▸ **Exercise task**: What follows is a set of records; restate each one word for word and drop the pictures.

▸ **Records shown**:
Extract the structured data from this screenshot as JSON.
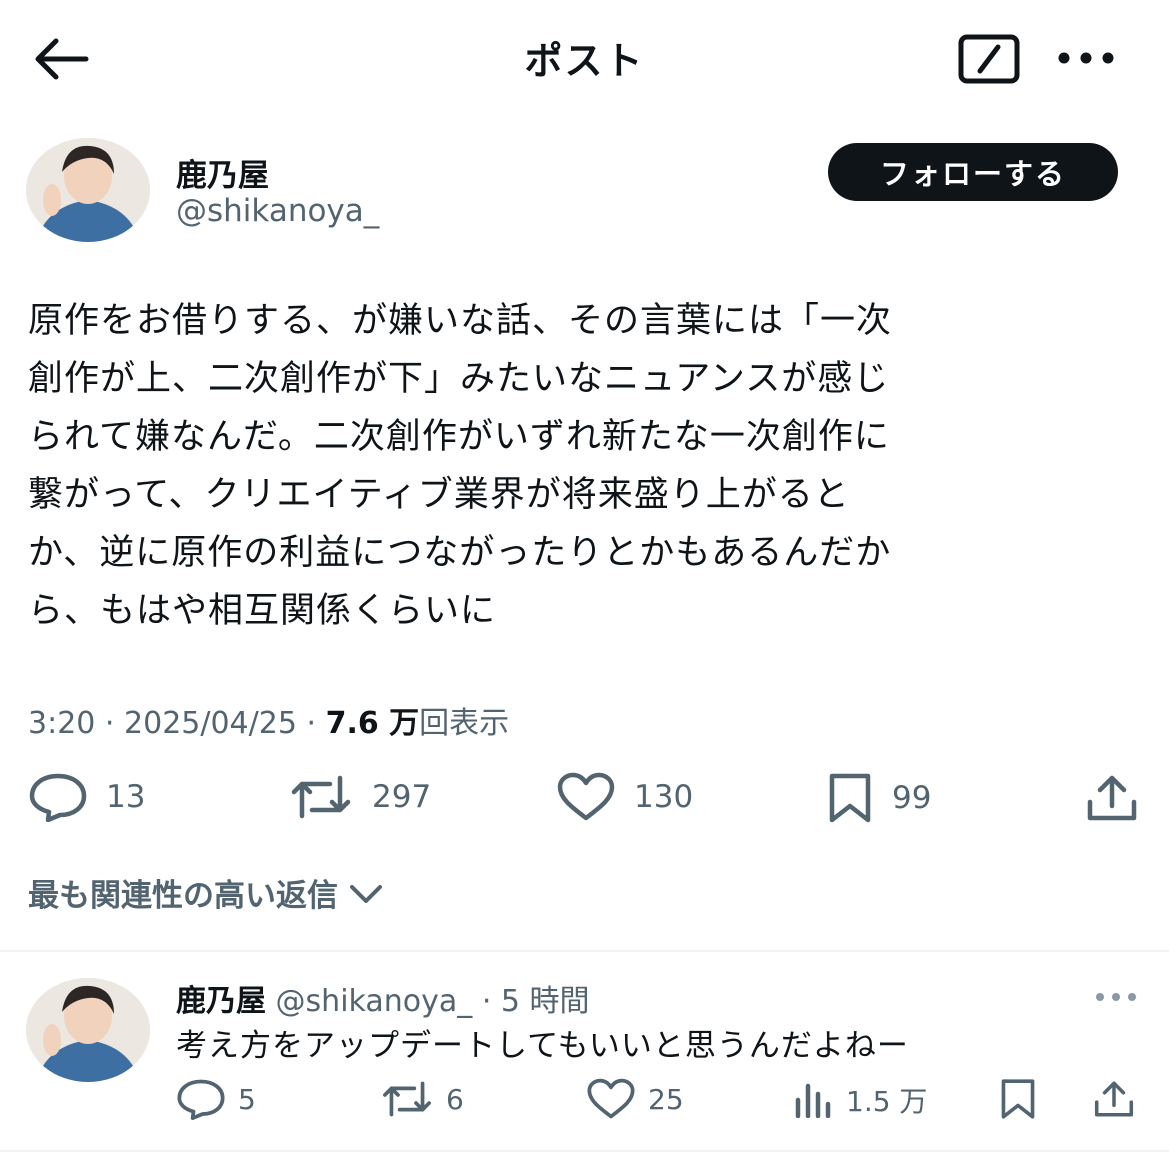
{
  "header": {
    "title": "ポスト",
    "back_icon": "arrow-left-icon",
    "edit_icon": "edit-square-icon",
    "more_icon": "more-horizontal-icon"
  },
  "post": {
    "author_name": "鹿乃屋",
    "author_handle": "@shikanoya_",
    "follow_label": "フォローする",
    "text": "原作をお借りする、が嫌いな話、その言葉には「一次\n創作が上、二次創作が下」みたいなニュアンスが感じ\nられて嫌なんだ。二次創作がいずれ新たな一次創作に\n繋がって、クリエイティブ業界が将来盛り上がると\nか、逆に原作の利益につながったりとかもあるんだか\nら、もはや相互関係くらいに",
    "time": "3:20",
    "date": "2025/04/25",
    "separator": "·",
    "views_count": "7.6 万",
    "views_label": "回表示",
    "actions": {
      "replies": "13",
      "reposts": "297",
      "likes": "130",
      "bookmarks": "99"
    }
  },
  "replies_sort": {
    "label": "最も関連性の高い返信"
  },
  "reply": {
    "author_name": "鹿乃屋",
    "author_handle": "@shikanoya_",
    "separator": "·",
    "time_ago": "5 時間",
    "text": "考え方をアップデートしてもいいと思うんだよねー",
    "actions": {
      "replies": "5",
      "reposts": "6",
      "likes": "25",
      "views": "1.5 万"
    }
  },
  "colors": {
    "text": "#0f1419",
    "secondary": "#536471",
    "follow_bg": "#0f1419",
    "avatar_sweater": "#3d6fa3"
  }
}
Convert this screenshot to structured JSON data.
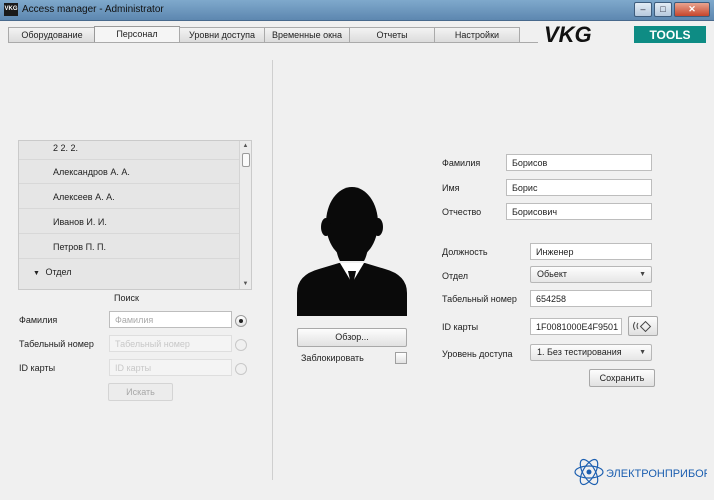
{
  "window": {
    "app_icon_text": "VKG",
    "title": "Access manager - Administrator",
    "min_glyph": "–",
    "max_glyph": "□",
    "close_glyph": "✕"
  },
  "tabs": [
    {
      "label": "Оборудование",
      "active": false
    },
    {
      "label": "Персонал",
      "active": true
    },
    {
      "label": "Уровни доступа",
      "active": false
    },
    {
      "label": "Временные окна",
      "active": false
    },
    {
      "label": "Отчеты",
      "active": false
    },
    {
      "label": "Настройки",
      "active": false
    }
  ],
  "logo": {
    "brand": "VKG",
    "suffix": "TOOLS"
  },
  "employee_list": {
    "items": [
      "2 2. 2.",
      "Александров А. А.",
      "Алексеев А. А.",
      "Иванов И. И.",
      "Петров П. П."
    ],
    "group": "Отдел",
    "group_toggle": "▼"
  },
  "search": {
    "title": "Поиск",
    "fields": [
      {
        "label": "Фамилия",
        "placeholder": "Фамилия",
        "selected": true
      },
      {
        "label": "Табельный номер",
        "placeholder": "Табельный номер",
        "selected": false
      },
      {
        "label": "ID карты",
        "placeholder": "ID карты",
        "selected": false
      }
    ],
    "button": "Искать"
  },
  "photo": {
    "browse_button": "Обзор...",
    "block_label": "Заблокировать",
    "blocked": false
  },
  "details": {
    "last_name": {
      "label": "Фамилия",
      "value": "Борисов"
    },
    "first_name": {
      "label": "Имя",
      "value": "Борис"
    },
    "patronymic": {
      "label": "Отчество",
      "value": "Борисович"
    },
    "position": {
      "label": "Должность",
      "value": "Инженер"
    },
    "department": {
      "label": "Отдел",
      "value": "Обьект"
    },
    "personnel_number": {
      "label": "Табельный номер",
      "value": "654258"
    },
    "card_id": {
      "label": "ID карты",
      "value": "1F0081000E4F9501"
    },
    "access_level": {
      "label": "Уровень доступа",
      "value": "1. Без тестирования"
    },
    "save_button": "Сохранить"
  },
  "footer_brand": "ЭЛЕКТРОНПРИБОР",
  "colors": {
    "titlebar": "#6b95be",
    "list_bg": "#e6e6e6",
    "logo_tools": "#0e8c84",
    "brand_blue": "#1c5fb0"
  }
}
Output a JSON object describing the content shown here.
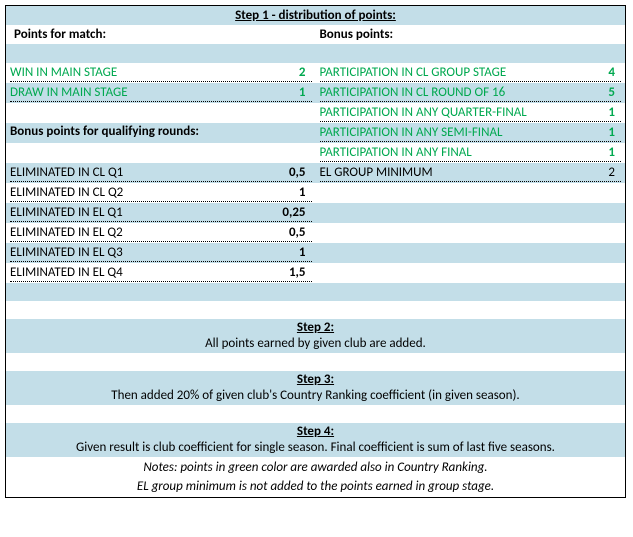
{
  "step1": {
    "title": "Step 1 - distribution of points:",
    "pointsForMatch": {
      "heading": "Points for match:",
      "rows": [
        {
          "label": "WIN IN MAIN STAGE",
          "value": "2"
        },
        {
          "label": "DRAW IN MAIN STAGE",
          "value": "1"
        }
      ]
    },
    "bonusQualifying": {
      "heading": "Bonus points for qualifying rounds:",
      "rows": [
        {
          "label": "ELIMINATED IN CL Q1",
          "value": "0,5"
        },
        {
          "label": "ELIMINATED IN CL Q2",
          "value": "1"
        },
        {
          "label": "ELIMINATED IN EL Q1",
          "value": "0,25"
        },
        {
          "label": "ELIMINATED IN EL Q2",
          "value": "0,5"
        },
        {
          "label": "ELIMINATED IN EL Q3",
          "value": "1"
        },
        {
          "label": "ELIMINATED IN EL Q4",
          "value": "1,5"
        }
      ]
    },
    "bonusPoints": {
      "heading": "Bonus points:",
      "rows": [
        {
          "label": "PARTICIPATION IN CL GROUP STAGE",
          "value": "4",
          "green": true
        },
        {
          "label": "PARTICIPATION IN CL ROUND OF 16",
          "value": "5",
          "green": true
        },
        {
          "label": "PARTICIPATION IN ANY QUARTER-FINAL",
          "value": "1",
          "green": true
        },
        {
          "label": "PARTICIPATION IN ANY SEMI-FINAL",
          "value": "1",
          "green": true
        },
        {
          "label": "PARTICIPATION IN ANY FINAL",
          "value": "1",
          "green": true
        },
        {
          "label": "EL GROUP MINIMUM",
          "value": "2",
          "green": false
        }
      ]
    }
  },
  "step2": {
    "title": "Step 2:",
    "text": "All points earned by given club are added."
  },
  "step3": {
    "title": "Step 3:",
    "text": "Then added 20% of given club's Country Ranking coefficient (in given season)."
  },
  "step4": {
    "title": "Step 4:",
    "text": "Given result is club coefficient for single season. Final coefficient is sum of last five seasons."
  },
  "notes": {
    "line1": "Notes: points in green color are awarded also in Country Ranking.",
    "line2": "EL group minimum is not added to the points earned in group stage."
  }
}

▸ **Solution**:
Extract the structured data from this screenshot as JSON.
{
  "header": {
    "title": "ポスト",
    "back_icon": "arrow-left-icon",
    "edit_icon": "edit-square-icon",
    "more_icon": "more-horizontal-icon"
  },
  "post": {
    "author_name": "鹿乃屋",
    "author_handle": "@shikanoya_",
    "follow_label": "フォローする",
    "text": "原作をお借りする、が嫌いな話、その言葉には「一次\n創作が上、二次創作が下」みたいなニュアンスが感じ\nられて嫌なんだ。二次創作がいずれ新たな一次創作に\n繋がって、クリエイティブ業界が将来盛り上がると\nか、逆に原作の利益につながったりとかもあるんだか\nら、もはや相互関係くらいに",
    "time": "3:20",
    "date": "2025/04/25",
    "separator": "·",
    "views_count": "7.6 万",
    "views_label": "回表示",
    "actions": {
      "replies": "13",
      "reposts": "297",
      "likes": "130",
      "bookmarks": "99"
    }
  },
  "replies_sort": {
    "label": "最も関連性の高い返信"
  },
  "reply": {
    "author_name": "鹿乃屋",
    "author_handle": "@shikanoya_",
    "separator": "·",
    "time_ago": "5 時間",
    "text": "考え方をアップデートしてもいいと思うんだよねー",
    "actions": {
      "replies": "5",
      "reposts": "6",
      "likes": "25",
      "views": "1.5 万"
    }
  },
  "colors": {
    "text": "#0f1419",
    "secondary": "#536471",
    "follow_bg": "#0f1419",
    "avatar_sweater": "#3d6fa3"
  }
}
Convert this screenshot to structured JSON data.
{
  "window": {
    "app_icon_text": "VKG",
    "title": "Access manager - Administrator",
    "min_glyph": "–",
    "max_glyph": "□",
    "close_glyph": "✕"
  },
  "tabs": [
    {
      "label": "Оборудование",
      "active": false
    },
    {
      "label": "Персонал",
      "active": true
    },
    {
      "label": "Уровни доступа",
      "active": false
    },
    {
      "label": "Временные окна",
      "active": false
    },
    {
      "label": "Отчеты",
      "active": false
    },
    {
      "label": "Настройки",
      "active": false
    }
  ],
  "logo": {
    "brand": "VKG",
    "suffix": "TOOLS"
  },
  "employee_list": {
    "items": [
      "2 2. 2.",
      "Александров А. А.",
      "Алексеев А. А.",
      "Иванов И. И.",
      "Петров П. П."
    ],
    "group": "Отдел",
    "group_toggle": "▼"
  },
  "search": {
    "title": "Поиск",
    "fields": [
      {
        "label": "Фамилия",
        "placeholder": "Фамилия",
        "selected": true
      },
      {
        "label": "Табельный номер",
        "placeholder": "Табельный номер",
        "selected": false
      },
      {
        "label": "ID карты",
        "placeholder": "ID карты",
        "selected": false
      }
    ],
    "button": "Искать"
  },
  "photo": {
    "browse_button": "Обзор...",
    "block_label": "Заблокировать",
    "blocked": false
  },
  "details": {
    "last_name": {
      "label": "Фамилия",
      "value": "Борисов"
    },
    "first_name": {
      "label": "Имя",
      "value": "Борис"
    },
    "patronymic": {
      "label": "Отчество",
      "value": "Борисович"
    },
    "position": {
      "label": "Должность",
      "value": "Инженер"
    },
    "department": {
      "label": "Отдел",
      "value": "Обьект"
    },
    "personnel_number": {
      "label": "Табельный номер",
      "value": "654258"
    },
    "card_id": {
      "label": "ID карты",
      "value": "1F0081000E4F9501"
    },
    "access_level": {
      "label": "Уровень доступа",
      "value": "1. Без тестирования"
    },
    "save_button": "Сохранить"
  },
  "footer_brand": "ЭЛЕКТРОНПРИБОР",
  "colors": {
    "titlebar": "#6b95be",
    "list_bg": "#e6e6e6",
    "logo_tools": "#0e8c84",
    "brand_blue": "#1c5fb0"
  }
}
Output a JSON object describing the content shown here.
{
  "step1": {
    "title": "Step 1 - distribution of points:",
    "pointsForMatch": {
      "heading": "Points for match:",
      "rows": [
        {
          "label": "WIN IN MAIN STAGE",
          "value": "2"
        },
        {
          "label": "DRAW IN MAIN STAGE",
          "value": "1"
        }
      ]
    },
    "bonusQualifying": {
      "heading": "Bonus points for qualifying rounds:",
      "rows": [
        {
          "label": "ELIMINATED IN CL Q1",
          "value": "0,5"
        },
        {
          "label": "ELIMINATED IN CL Q2",
          "value": "1"
        },
        {
          "label": "ELIMINATED IN EL Q1",
          "value": "0,25"
        },
        {
          "label": "ELIMINATED IN EL Q2",
          "value": "0,5"
        },
        {
          "label": "ELIMINATED IN EL Q3",
          "value": "1"
        },
        {
          "label": "ELIMINATED IN EL Q4",
          "value": "1,5"
        }
      ]
    },
    "bonusPoints": {
      "heading": "Bonus points:",
      "rows": [
        {
          "label": "PARTICIPATION IN CL GROUP STAGE",
          "value": "4",
          "green": true
        },
        {
          "label": "PARTICIPATION IN CL ROUND OF 16",
          "value": "5",
          "green": true
        },
        {
          "label": "PARTICIPATION IN ANY QUARTER-FINAL",
          "value": "1",
          "green": true
        },
        {
          "label": "PARTICIPATION IN ANY SEMI-FINAL",
          "value": "1",
          "green": true
        },
        {
          "label": "PARTICIPATION IN ANY FINAL",
          "value": "1",
          "green": true
        },
        {
          "label": "EL GROUP MINIMUM",
          "value": "2",
          "green": false
        }
      ]
    }
  },
  "step2": {
    "title": "Step 2:",
    "text": "All points earned by given club are added."
  },
  "step3": {
    "title": "Step 3:",
    "text": "Then added 20% of given club's Country Ranking coefficient (in given season)."
  },
  "step4": {
    "title": "Step 4:",
    "text": "Given result is club coefficient for single season. Final coefficient is sum of last five seasons."
  },
  "notes": {
    "line1": "Notes: points in green color are awarded also in Country Ranking.",
    "line2": "EL group minimum is not added to the points earned in group stage."
  }
}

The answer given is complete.